**Selected excerpt**
========================================================================

From the In Memoriam column of the March 2011 issue of Perspectives on History
James Olson, March 2011
Historian of American politics in the 20th century
David Burner, professor emeritus of history at the State University of New York at Stony Brook and founder of the Brandywine Press, died suddenly on September 20, 2010, at his home in Winter Harbor, Maine. He was born in Cornwall, New York, in 1937 and graduated from Hamilton College in 1958. A student of Richard Hofstadter and William Leuchtenburg, Burner received his PhD from Columbia University in 1965. He taught at Hunter College, Colby College, and Oakland University before joining the Stony Brook faculty. His first monograph—The Politics of Provincialism: The Democratic Party in Transition, 1918–32 (Knopf, 1968)—enjoyed a warm reception in the scholarly community. Burner portrayed the turbulent era as a time when the Democratic Party struggled to find equilibrium between the competing demands of its increasingly ethnic northern, urban wing and its lily-white southern constituency, where little common ground existed for compromise on nativism, immigration reform, prohibition, and evolution. One reviewer hailed the book as “carefully organized, well written, and exhaustively documented . . . a sensible study that should remain a useful account of a trying period in Democratic Party history.”
In the 1970s, with the assistance of a Guggenheim Fellowship, Burner shifted his scholarly focus to the other side of American politics. His biography Herbert Hoover: A Public Life (Knopf, 1979) became the most important contribution to the rehabilitation of the former president’s reputation. Contrary to the scholarly consensus, which for decades had viewed Hoover as a failure responsible for the untold suffering of the Great Depression, Burner viewed him as a more activist president than his GOP predecessors during the 1920s and anything but a laissez-faire purist. “By categorizing the needed reforms Hoover initiated prior to the crash,” one reviewer wrote, “Burner concludes that his presidency attempted to create great cooperative units that would receive energies from the bottom up and their efficiencies from the top downward. While he argues that Hoover’s system did not work, Burner describes Hoover as a strong president and suggests that his tenure be viewed as part of a larger effort dating back to his commerce years . . . an effort . . . distantly related to a later (post New Deal) joining of technical proficiency to a diffusion of power.”

========================================================================

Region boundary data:
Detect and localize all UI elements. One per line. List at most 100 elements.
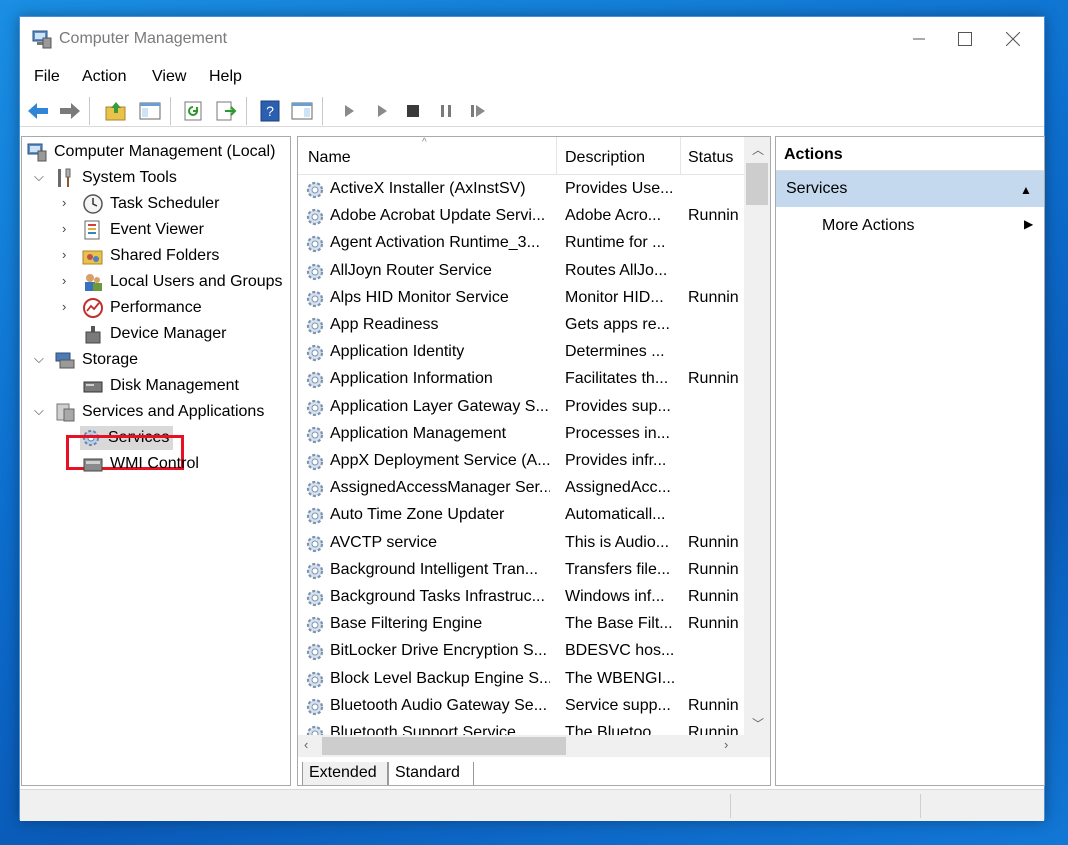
service-description: Windows inf... — [565, 588, 665, 605]
tree-label: Performance — [110, 299, 202, 316]
tab-standard[interactable]: Standard — [388, 762, 474, 785]
tab-extended[interactable]: Extended — [302, 762, 388, 785]
actions-section-services[interactable]: Services ▲ — [776, 171, 1044, 207]
table-row[interactable]: Background Tasks Infrastruc... Windows in… — [298, 584, 744, 611]
svg-text:?: ? — [266, 103, 274, 119]
stop-service-button[interactable] — [401, 99, 425, 123]
table-row[interactable]: Application Identity Determines ... — [298, 339, 744, 366]
tree-item-wmi-control[interactable]: WMI Control — [82, 452, 199, 476]
pause-service-button[interactable] — [434, 99, 458, 123]
tree-item-event-viewer[interactable]: Event Viewer — [82, 218, 204, 242]
gear-icon — [306, 236, 324, 253]
gear-icon — [306, 562, 324, 579]
table-row[interactable]: Bluetooth Support Service The Bluetoo... R… — [298, 720, 744, 735]
tree-label: WMI Control — [110, 455, 199, 472]
tree-item-disk-management[interactable]: Disk Management — [82, 374, 239, 398]
menu-help[interactable]: Help — [209, 68, 242, 86]
forward-icon — [60, 103, 80, 119]
table-row[interactable]: Block Level Backup Engine S... The WBENGI… — [298, 666, 744, 693]
table-row[interactable]: Application Information Facilitates th...… — [298, 366, 744, 393]
table-row[interactable]: Agent Activation Runtime_3... Runtime for… — [298, 230, 744, 257]
scroll-up-icon[interactable]: ︿ — [752, 141, 764, 158]
tree-item-services-apps[interactable]: Services and Applications — [54, 400, 264, 424]
scroll-right-icon[interactable]: › — [724, 737, 728, 752]
scroll-down-icon[interactable]: ﹀ — [752, 715, 764, 732]
refresh-button[interactable] — [182, 99, 206, 123]
submenu-arrow-icon[interactable]: ▶ — [1024, 217, 1033, 231]
gear-icon — [306, 209, 324, 226]
menu-file[interactable]: File — [34, 68, 60, 86]
chevron-down-icon[interactable]: ⌵ — [34, 352, 46, 365]
column-header-name[interactable]: Name — [308, 149, 351, 167]
close-button[interactable] — [990, 17, 1036, 61]
forward-button[interactable] — [58, 99, 82, 123]
table-row[interactable]: AllJoyn Router Service Routes AllJo... — [298, 258, 744, 285]
service-name: BitLocker Drive Encryption S... — [330, 642, 547, 660]
table-row[interactable]: Background Intelligent Tran... Transfers … — [298, 557, 744, 584]
help-button[interactable]: ? — [258, 99, 282, 123]
toolbar: ? — [20, 93, 1044, 127]
export-list-button[interactable] — [214, 99, 238, 123]
chevron-right-icon[interactable]: › — [62, 300, 74, 313]
menu-view[interactable]: View — [152, 68, 186, 86]
service-description: The Base Filt... — [565, 615, 673, 633]
vertical-scroll-thumb[interactable] — [746, 163, 768, 205]
tree-item-shared-folders[interactable]: Shared Folders — [82, 244, 219, 268]
table-row[interactable]: ActiveX Installer (AxInstSV) Provides Use… — [298, 176, 744, 203]
table-row[interactable]: Auto Time Zone Updater Automaticall... — [298, 502, 744, 529]
up-folder-button[interactable] — [104, 99, 128, 123]
tree-item-local-users[interactable]: Local Users and Groups — [82, 270, 283, 294]
more-actions-item[interactable]: More Actions — [822, 217, 914, 235]
service-description: The WBENGI... — [565, 669, 675, 687]
table-row[interactable]: Alps HID Monitor Service Monitor HID... Ru… — [298, 285, 744, 312]
tree-item-task-scheduler[interactable]: Task Scheduler — [82, 192, 219, 216]
service-description: Facilitates th... — [565, 370, 669, 388]
tree-item-system-tools[interactable]: System Tools — [54, 166, 177, 190]
sort-ascending-icon: ^ — [422, 137, 427, 148]
chevron-right-icon[interactable]: › — [62, 222, 74, 235]
tree-label: Services and Applications — [82, 403, 265, 420]
table-row[interactable]: Bluetooth Audio Gateway Se... Service sup… — [298, 693, 744, 720]
resume-service-button[interactable] — [467, 99, 491, 123]
table-row[interactable]: Base Filtering Engine The Base Filt... Run… — [298, 611, 744, 638]
column-divider[interactable] — [556, 137, 557, 175]
tree-item-performance[interactable]: Performance — [82, 296, 202, 320]
tree-label: Computer Management (Local) — [54, 143, 276, 160]
chevron-down-icon[interactable]: ⌵ — [34, 170, 46, 183]
maximize-button[interactable] — [942, 17, 988, 61]
column-header-description[interactable]: Description — [565, 149, 645, 167]
start-service-alt-button[interactable] — [370, 99, 394, 123]
table-row[interactable]: Application Layer Gateway S... Provides s… — [298, 394, 744, 421]
start-service-button[interactable] — [337, 99, 361, 123]
table-row[interactable]: AssignedAccessManager Ser... AssignedAcc.… — [298, 475, 744, 502]
service-name: Base Filtering Engine — [330, 615, 483, 633]
service-status: Runnin — [688, 588, 739, 605]
column-divider[interactable] — [680, 137, 681, 175]
menu-action[interactable]: Action — [82, 68, 126, 86]
horizontal-scrollbar[interactable]: ‹ › — [298, 735, 744, 757]
properties-button[interactable] — [290, 99, 314, 123]
horizontal-scroll-thumb[interactable] — [322, 737, 566, 755]
chevron-down-icon[interactable]: ⌵ — [34, 404, 46, 417]
table-row[interactable]: BitLocker Drive Encryption S... BDESVC ho… — [298, 638, 744, 665]
tree-item-storage[interactable]: Storage — [54, 348, 138, 372]
tree-item-device-manager[interactable]: Device Manager — [82, 322, 227, 346]
chevron-right-icon[interactable]: › — [62, 196, 74, 209]
service-description: Service supp... — [565, 696, 671, 714]
table-row[interactable]: AppX Deployment Service (A... Provides in… — [298, 448, 744, 475]
table-row[interactable]: AVCTP service This is Audio... Runnin — [298, 530, 744, 557]
minimize-button[interactable] — [896, 17, 942, 61]
service-name: Agent Activation Runtime_3... — [330, 234, 540, 252]
chevron-right-icon[interactable]: › — [62, 274, 74, 287]
table-row[interactable]: Adobe Acrobat Update Servi... Adobe Acro.… — [298, 203, 744, 230]
back-button[interactable] — [26, 99, 50, 123]
column-header-status[interactable]: Status — [688, 149, 733, 167]
tree-item-root[interactable]: Computer Management (Local) — [26, 140, 275, 164]
table-row[interactable]: App Readiness Gets apps re... — [298, 312, 744, 339]
collapse-up-icon[interactable]: ▲ — [1020, 183, 1032, 197]
show-hide-tree-button[interactable] — [138, 99, 162, 123]
table-row[interactable]: Application Management Processes in... — [298, 421, 744, 448]
vertical-scrollbar[interactable]: ︿ ﹀ — [744, 137, 770, 735]
scroll-left-icon[interactable]: ‹ — [304, 737, 308, 752]
chevron-right-icon[interactable]: › — [62, 248, 74, 261]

========================================================================

Reproduce the full In Memoriam notice on David Burner above, word for word and without any changes.

**Solved problem**
From the In Memoriam column of the March 2011 issue of Perspectives on History
James Olson, March 2011
Historian of American politics in the 20th century
David Burner, professor emeritus of history at the State University of New York at Stony Brook and founder of the Brandywine Press, died suddenly on September 20, 2010, at his home in Winter Harbor, Maine. He was born in Cornwall, New York, in 1937 and graduated from Hamilton College in 1958. A student of Richard Hofstadter and William Leuchtenburg, Burner received his PhD from Columbia University in 1965. He taught at Hunter College, Colby College, and Oakland University before joining the Stony Brook faculty. His first monograph—The Politics of Provincialism: The Democratic Party in Transition, 1918–32 (Knopf, 1968)—enjoyed a warm reception in the scholarly community. Burner portrayed the turbulent era as a time when the Democratic Party struggled to find equilibrium between the competing demands of its increasingly ethnic northern, urban wing and its lily-white southern constituency, where little common ground existed for compromise on nativism, immigration reform, prohibition, and evolution. One reviewer hailed the book as “carefully organized, well written, and exhaustively documented . . . a sensible study that should remain a useful account of a trying period in Democratic Party history.”
In the 1970s, with the assistance of a Guggenheim Fellowship, Burner shifted his scholarly focus to the other side of American politics. His biography Herbert Hoover: A Public Life (Knopf, 1979) became the most important contribution to the rehabilitation of the former president’s reputation. Contrary to the scholarly consensus, which for decades had viewed Hoover as a failure responsible for the untold suffering of the Great Depression, Burner viewed him as a more activist president than his GOP predecessors during the 1920s and anything but a laissez-faire purist. “By categorizing the needed reforms Hoover initiated prior to the crash,” one reviewer wrote, “Burner concludes that his presidency attempted to create great cooperative units that would receive energies from the bottom up and their efficiencies from the top downward. While he argues that Hoover’s system did not work, Burner describes Hoover as a strong president and suggests that his tenure be viewed as part of a larger effort dating back to his commerce years . . . an effort . . . distantly related to a later (post New Deal) joining of technical proficiency to a diffusion of power.”